__What is asked__:
Restate the data word for word and leave the images out.

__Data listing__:
===
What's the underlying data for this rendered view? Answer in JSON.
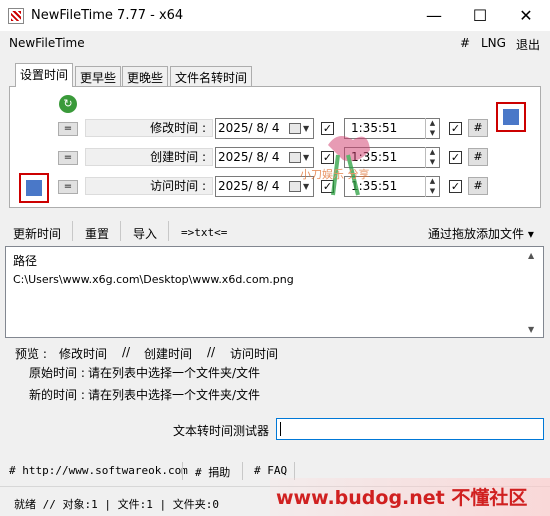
{
  "window": {
    "title": "NewFileTime 7.77 - x64",
    "minimize": "—",
    "maximize": "☐",
    "close": "✕"
  },
  "menu": {
    "app_name": "NewFileTime",
    "hash": "#",
    "lng": "LNG",
    "exit": "退出"
  },
  "tabs": [
    "设置时间",
    "更早些",
    "更晚些",
    "文件名转时间"
  ],
  "time_rows": [
    {
      "button": "=",
      "label": "修改时间 :",
      "date": "2025/ 8/ 4",
      "time": "1:35:51",
      "hash": "#"
    },
    {
      "button": "=",
      "label": "创建时间 :",
      "date": "2025/ 8/ 4",
      "time": "1:35:51",
      "hash": "#"
    },
    {
      "button": "=",
      "label": "访问时间 :",
      "date": "2025/ 8/ 4",
      "time": "1:35:51",
      "hash": "#"
    }
  ],
  "toolbar": {
    "update": "更新时间",
    "reset": "重置",
    "import": "导入",
    "txt": "=>txt<=",
    "add_by_drag": "通过拖放添加文件 ▾"
  },
  "list": {
    "header": "路径",
    "items": [
      "C:\\Users\\www.x6g.com\\Desktop\\www.x6d.com.png"
    ]
  },
  "preview": {
    "label": "预览 :",
    "modify": "修改时间",
    "sep1": "//",
    "create": "创建时间",
    "sep2": "//",
    "access": "访问时间",
    "original_label": "原始时间 :",
    "original_value": "请在列表中选择一个文件夹/文件",
    "new_label": "新的时间 :",
    "new_value": "请在列表中选择一个文件夹/文件"
  },
  "tester": {
    "label": "文本转时间测试器",
    "value": ""
  },
  "links": {
    "site": "# http://www.softwareok.com",
    "donate": "# 捐助",
    "faq": "# FAQ"
  },
  "status": {
    "text": "就绪 // 对象:1  | 文件:1  | 文件夹:0"
  },
  "watermark": {
    "text": "www.budog.net 不懂社区",
    "stamp": "小刀娱乐 分享"
  },
  "colors": {
    "accent": "#0078d7",
    "watermark_red": "#d02020"
  }
}
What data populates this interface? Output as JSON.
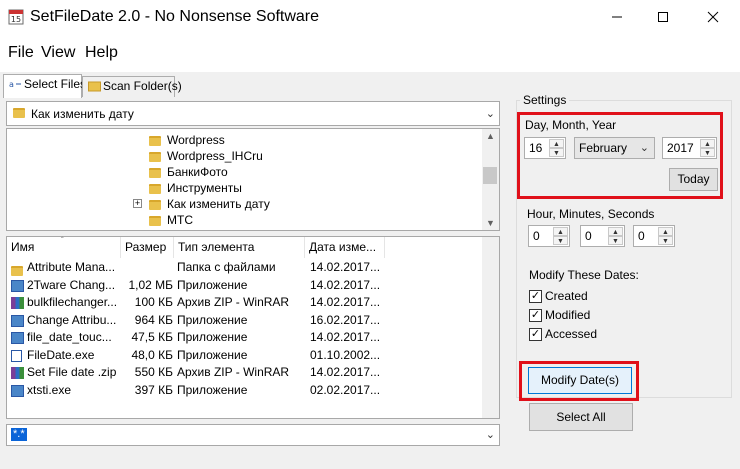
{
  "window": {
    "title": "SetFileDate 2.0 - No Nonsense Software"
  },
  "menu": [
    "File",
    "View",
    "Help"
  ],
  "tabs": [
    {
      "label": "Select Files"
    },
    {
      "label": "Scan Folder(s)"
    }
  ],
  "path_combo": {
    "value": "Как изменить дату"
  },
  "tree": [
    "Wordpress",
    "Wordpress_IHCru",
    "БанкиФото",
    "Инструменты",
    "Как изменить дату",
    "MTC"
  ],
  "list": {
    "columns": [
      "Имя",
      "Размер",
      "Тип элемента",
      "Дата изме..."
    ],
    "rows": [
      {
        "name": "Attribute Mana...",
        "size": "",
        "type": "Папка с файлами",
        "date": "14.02.2017..."
      },
      {
        "name": "2Tware Chang...",
        "size": "1,02 МБ",
        "type": "Приложение",
        "date": "14.02.2017..."
      },
      {
        "name": "bulkfilechanger...",
        "size": "100 КБ",
        "type": "Архив ZIP - WinRAR",
        "date": "14.02.2017..."
      },
      {
        "name": "Change Attribu...",
        "size": "964 КБ",
        "type": "Приложение",
        "date": "16.02.2017..."
      },
      {
        "name": "file_date_touc...",
        "size": "47,5 КБ",
        "type": "Приложение",
        "date": "14.02.2017..."
      },
      {
        "name": "FileDate.exe",
        "size": "48,0 КБ",
        "type": "Приложение",
        "date": "01.10.2002..."
      },
      {
        "name": "Set File date .zip",
        "size": "550 КБ",
        "type": "Архив ZIP - WinRAR",
        "date": "14.02.2017..."
      },
      {
        "name": "xtsti.exe",
        "size": "397 КБ",
        "type": "Приложение",
        "date": "02.02.2017..."
      }
    ]
  },
  "filter": {
    "value": "*.*"
  },
  "settings": {
    "group_label": "Settings",
    "date_label": "Day, Month, Year",
    "day": "16",
    "month": "February",
    "year": "2017",
    "today_button": "Today",
    "time_label": "Hour, Minutes, Seconds",
    "hour": "0",
    "minute": "0",
    "second": "0",
    "modify_label": "Modify These Dates:",
    "checkboxes": [
      {
        "label": "Created",
        "checked": true
      },
      {
        "label": "Modified",
        "checked": true
      },
      {
        "label": "Accessed",
        "checked": true
      }
    ]
  },
  "buttons": {
    "modify": "Modify Date(s)",
    "select_all": "Select All"
  },
  "colors": {
    "highlight_frame": "#e0101a",
    "folder": "#e9c14c"
  }
}
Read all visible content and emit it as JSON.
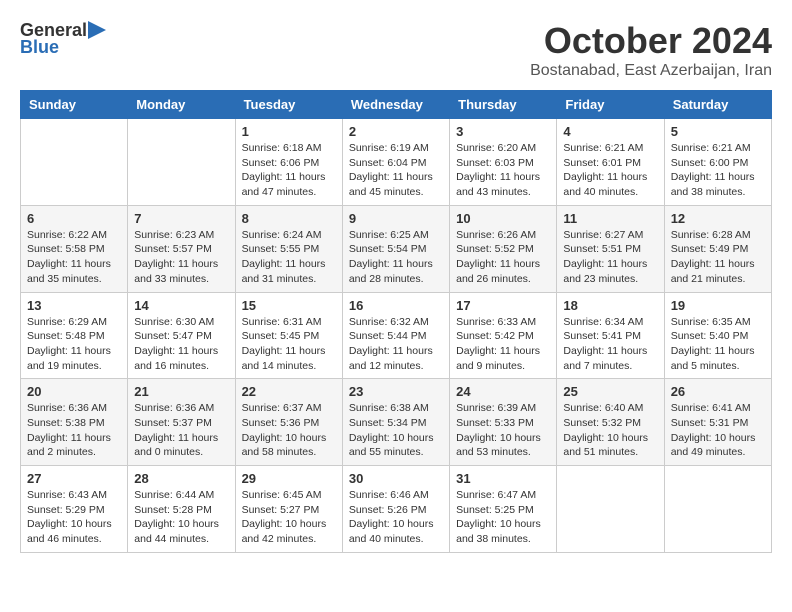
===
__Solved exercise__:
What's the underlying data for this rendered view? Answer in JSON.
{
  "window": {
    "title": "NewFileTime 7.77 - x64",
    "minimize": "—",
    "maximize": "☐",
    "close": "✕"
  },
  "menu": {
    "app_name": "NewFileTime",
    "hash": "#",
    "lng": "LNG",
    "exit": "退出"
  },
  "tabs": [
    "设置时间",
    "更早些",
    "更晚些",
    "文件名转时间"
  ],
  "time_rows": [
    {
      "button": "=",
      "label": "修改时间 :",
      "date": "2025/ 8/ 4",
      "time": "1:35:51",
      "hash": "#"
    },
    {
      "button": "=",
      "label": "创建时间 :",
      "date": "2025/ 8/ 4",
      "time": "1:35:51",
      "hash": "#"
    },
    {
      "button": "=",
      "label": "访问时间 :",
      "date": "2025/ 8/ 4",
      "time": "1:35:51",
      "hash": "#"
    }
  ],
  "toolbar": {
    "update": "更新时间",
    "reset": "重置",
    "import": "导入",
    "txt": "=>txt<=",
    "add_by_drag": "通过拖放添加文件 ▾"
  },
  "list": {
    "header": "路径",
    "items": [
      "C:\\Users\\www.x6g.com\\Desktop\\www.x6d.com.png"
    ]
  },
  "preview": {
    "label": "预览 :",
    "modify": "修改时间",
    "sep1": "//",
    "create": "创建时间",
    "sep2": "//",
    "access": "访问时间",
    "original_label": "原始时间 :",
    "original_value": "请在列表中选择一个文件夹/文件",
    "new_label": "新的时间 :",
    "new_value": "请在列表中选择一个文件夹/文件"
  },
  "tester": {
    "label": "文本转时间测试器",
    "value": ""
  },
  "links": {
    "site": "# http://www.softwareok.com",
    "donate": "# 捐助",
    "faq": "# FAQ"
  },
  "status": {
    "text": "就绪 // 对象:1  | 文件:1  | 文件夹:0"
  },
  "watermark": {
    "text": "www.budog.net 不懂社区",
    "stamp": "小刀娱乐 分享"
  },
  "colors": {
    "accent": "#0078d7",
    "watermark_red": "#d02020"
  }
}
What data populates this interface? Output as JSON.
{
  "window": {
    "title": "SetFileDate 2.0 - No Nonsense Software"
  },
  "menu": [
    "File",
    "View",
    "Help"
  ],
  "tabs": [
    {
      "label": "Select Files"
    },
    {
      "label": "Scan Folder(s)"
    }
  ],
  "path_combo": {
    "value": "Как изменить дату"
  },
  "tree": [
    "Wordpress",
    "Wordpress_IHCru",
    "БанкиФото",
    "Инструменты",
    "Как изменить дату",
    "MTC"
  ],
  "list": {
    "columns": [
      "Имя",
      "Размер",
      "Тип элемента",
      "Дата изме..."
    ],
    "rows": [
      {
        "name": "Attribute Mana...",
        "size": "",
        "type": "Папка с файлами",
        "date": "14.02.2017..."
      },
      {
        "name": "2Tware Chang...",
        "size": "1,02 МБ",
        "type": "Приложение",
        "date": "14.02.2017..."
      },
      {
        "name": "bulkfilechanger...",
        "size": "100 КБ",
        "type": "Архив ZIP - WinRAR",
        "date": "14.02.2017..."
      },
      {
        "name": "Change Attribu...",
        "size": "964 КБ",
        "type": "Приложение",
        "date": "16.02.2017..."
      },
      {
        "name": "file_date_touc...",
        "size": "47,5 КБ",
        "type": "Приложение",
        "date": "14.02.2017..."
      },
      {
        "name": "FileDate.exe",
        "size": "48,0 КБ",
        "type": "Приложение",
        "date": "01.10.2002..."
      },
      {
        "name": "Set File date .zip",
        "size": "550 КБ",
        "type": "Архив ZIP - WinRAR",
        "date": "14.02.2017..."
      },
      {
        "name": "xtsti.exe",
        "size": "397 КБ",
        "type": "Приложение",
        "date": "02.02.2017..."
      }
    ]
  },
  "filter": {
    "value": "*.*"
  },
  "settings": {
    "group_label": "Settings",
    "date_label": "Day, Month, Year",
    "day": "16",
    "month": "February",
    "year": "2017",
    "today_button": "Today",
    "time_label": "Hour, Minutes, Seconds",
    "hour": "0",
    "minute": "0",
    "second": "0",
    "modify_label": "Modify These Dates:",
    "checkboxes": [
      {
        "label": "Created",
        "checked": true
      },
      {
        "label": "Modified",
        "checked": true
      },
      {
        "label": "Accessed",
        "checked": true
      }
    ]
  },
  "buttons": {
    "modify": "Modify Date(s)",
    "select_all": "Select All"
  },
  "colors": {
    "highlight_frame": "#e0101a",
    "folder": "#e9c14c"
  }
}
Read all visible content and emit it as JSON.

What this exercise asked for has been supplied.